Exercise aim:
Read the data and repeat all of it exactly.

Input material:

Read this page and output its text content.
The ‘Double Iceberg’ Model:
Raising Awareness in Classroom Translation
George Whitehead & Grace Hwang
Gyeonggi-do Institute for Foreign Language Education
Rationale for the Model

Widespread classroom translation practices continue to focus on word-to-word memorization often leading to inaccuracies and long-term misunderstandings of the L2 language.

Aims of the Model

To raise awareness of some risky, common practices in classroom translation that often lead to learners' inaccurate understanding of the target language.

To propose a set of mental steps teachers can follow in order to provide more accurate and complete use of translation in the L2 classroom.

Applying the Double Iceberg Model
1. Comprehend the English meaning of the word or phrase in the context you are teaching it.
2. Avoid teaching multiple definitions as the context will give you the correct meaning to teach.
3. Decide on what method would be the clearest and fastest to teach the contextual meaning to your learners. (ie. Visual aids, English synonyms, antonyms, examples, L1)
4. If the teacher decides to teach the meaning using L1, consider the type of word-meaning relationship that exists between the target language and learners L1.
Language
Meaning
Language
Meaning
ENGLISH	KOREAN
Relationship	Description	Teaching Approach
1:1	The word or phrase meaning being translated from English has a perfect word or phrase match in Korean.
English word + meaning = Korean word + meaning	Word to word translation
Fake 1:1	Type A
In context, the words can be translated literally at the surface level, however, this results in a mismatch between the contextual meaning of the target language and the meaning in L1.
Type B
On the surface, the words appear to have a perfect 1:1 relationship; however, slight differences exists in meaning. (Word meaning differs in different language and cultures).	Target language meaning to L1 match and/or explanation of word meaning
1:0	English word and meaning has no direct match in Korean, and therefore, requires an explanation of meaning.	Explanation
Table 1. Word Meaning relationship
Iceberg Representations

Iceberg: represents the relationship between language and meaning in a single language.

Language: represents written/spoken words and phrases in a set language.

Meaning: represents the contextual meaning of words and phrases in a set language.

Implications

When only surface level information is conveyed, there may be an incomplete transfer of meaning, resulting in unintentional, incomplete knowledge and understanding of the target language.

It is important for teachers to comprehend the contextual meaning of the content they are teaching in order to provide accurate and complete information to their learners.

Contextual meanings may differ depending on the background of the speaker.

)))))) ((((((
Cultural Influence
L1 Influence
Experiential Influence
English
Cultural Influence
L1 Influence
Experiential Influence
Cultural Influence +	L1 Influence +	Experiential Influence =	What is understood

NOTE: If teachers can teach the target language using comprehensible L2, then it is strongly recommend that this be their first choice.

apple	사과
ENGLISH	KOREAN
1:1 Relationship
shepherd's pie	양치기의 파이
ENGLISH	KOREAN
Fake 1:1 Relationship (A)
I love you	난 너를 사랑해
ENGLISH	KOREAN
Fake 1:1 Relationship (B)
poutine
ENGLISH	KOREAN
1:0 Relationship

Response below:
Read this page and output its text content.
The ‘Double Iceberg’ Model:
Raising Awareness in Classroom Translation
George Whitehead & Grace Hwang
Gyeonggi-do Institute for Foreign Language Education
Rationale for the Model

Widespread classroom translation practices continue to focus on word-to-word memorization often leading to inaccuracies and long-term misunderstandings of the L2 language.

Aims of the Model

To raise awareness of some risky, common practices in classroom translation that often lead to learners' inaccurate understanding of the target language.

To propose a set of mental steps teachers can follow in order to provide more accurate and complete use of translation in the L2 classroom.

Applying the Double Iceberg Model
1. Comprehend the English meaning of the word or phrase in the context you are teaching it.
2. Avoid teaching multiple definitions as the context will give you the correct meaning to teach.
3. Decide on what method would be the clearest and fastest to teach the contextual meaning to your learners. (ie. Visual aids, English synonyms, antonyms, examples, L1)
4. If the teacher decides to teach the meaning using L1, consider the type of word-meaning relationship that exists between the target language and learners L1.
Language
Meaning
Language
Meaning
ENGLISH	KOREAN
Relationship	Description	Teaching Approach
1:1	The word or phrase meaning being translated from English has a perfect word or phrase match in Korean.
English word + meaning = Korean word + meaning	Word to word translation
Fake 1:1	Type A
In context, the words can be translated literally at the surface level, however, this results in a mismatch between the contextual meaning of the target language and the meaning in L1.
Type B
On the surface, the words appear to have a perfect 1:1 relationship; however, slight differences exists in meaning. (Word meaning differs in different language and cultures).	Target language meaning to L1 match and/or explanation of word meaning
1:0	English word and meaning has no direct match in Korean, and therefore, requires an explanation of meaning.	Explanation
Table 1. Word Meaning relationship
Iceberg Representations

Iceberg: represents the relationship between language and meaning in a single language.

Language: represents written/spoken words and phrases in a set language.

Meaning: represents the contextual meaning of words and phrases in a set language.

Implications

When only surface level information is conveyed, there may be an incomplete transfer of meaning, resulting in unintentional, incomplete knowledge and understanding of the target language.

It is important for teachers to comprehend the contextual meaning of the content they are teaching in order to provide accurate and complete information to their learners.

Contextual meanings may differ depending on the background of the speaker.

)))))) ((((((
Cultural Influence
L1 Influence
Experiential Influence
English
Cultural Influence
L1 Influence
Experiential Influence
Cultural Influence +	L1 Influence +	Experiential Influence =	What is understood

NOTE: If teachers can teach the target language using comprehensible L2, then it is strongly recommend that this be their first choice.

apple	사과
ENGLISH	KOREAN
1:1 Relationship
shepherd's pie	양치기의 파이
ENGLISH	KOREAN
Fake 1:1 Relationship (A)
I love you	난 너를 사랑해
ENGLISH	KOREAN
Fake 1:1 Relationship (B)
poutine
ENGLISH	KOREAN
1:0 Relationship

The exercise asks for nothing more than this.